### Supplied text
****************************************
He took us back in time to a different world where small propeller planes moved cargo across jungles and oceans, where the unpredictable weather changes caused changed schedules and your bed might now be the cockpit or a make shift tent. He talked of landing strips quickly carved out of a forest, deals made in strip joints , quiet pay off’ s, mergers not just of companies but of families, life time relationships built upon the foundations of extreme discomfort in a lawless place, the fear of landing in an un-bribed airport, the inside of a prison cell.

Bottles of sweet dangerous rum came out, small glasses (from leather holders). As the night progressed the stories became more raucous; revolutionary names were not being dropped casually, it was free fall, Fidel in the jump seat, terrifying night landings in Bolivia and Honduras, names of Caribbean Islands new to me, wars, politics and uprisings slipped into his urgent verbal history, but never drugs, that forbidden topic. I don’t know if it was pure mythology, how true any of this was but it hardly mattered to me if he knew Castro or Che or Batista or if he really gave them a ride through moonlit Caribbean nights. Sometimes the travels in your imagination are more important that the real ones. His son caught my eye, don’t take my father too seriously he seemed to be saying, a photo album had been threatened but the night was drawing to a close and he had to be helped up from the sofa to say goodnight. We were all a little drunk and yet reputations had to clung onto, the family was to receive a significant amount of money once the shareholders votes were won. As I left he came to the door I thought he mumbled “thanks for all the goodwill” with all the other well wishes, I assumed he had slurred the words and was just part of his rudimental English, but I caught a sharp, dark look from his son pass between them at that moment.
****************************************
### Data section
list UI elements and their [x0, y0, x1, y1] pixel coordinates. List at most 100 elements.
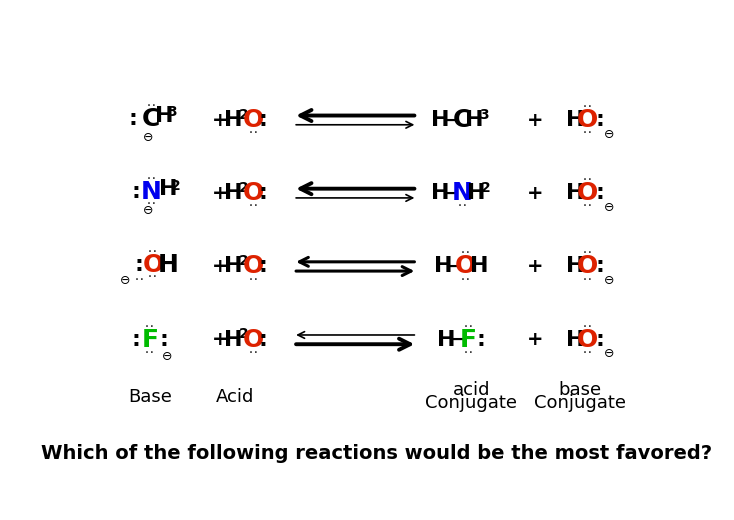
****************************************
### Exercises
1. In the storytelling account, which topic never came up in the stories?
2. Quote the storytelling account from "He took us back" to "a prison cell.".

### List of solutions
1. Drugs, called "that forbidden topic."

2.
He took us back in time to a different world where small propeller planes moved cargo across jungles and oceans, where the unpredictable weather changes caused changed schedules and your bed might now be the cockpit or a make shift tent. He talked of landing strips quickly carved out of a forest, deals made in strip joints , quiet pay off’ s, mergers not just of companies but of families, life time relationships built upon the foundations of extreme discomfort in a lawless place, the fear of landing in an un-bribed airport, the inside of a prison cell.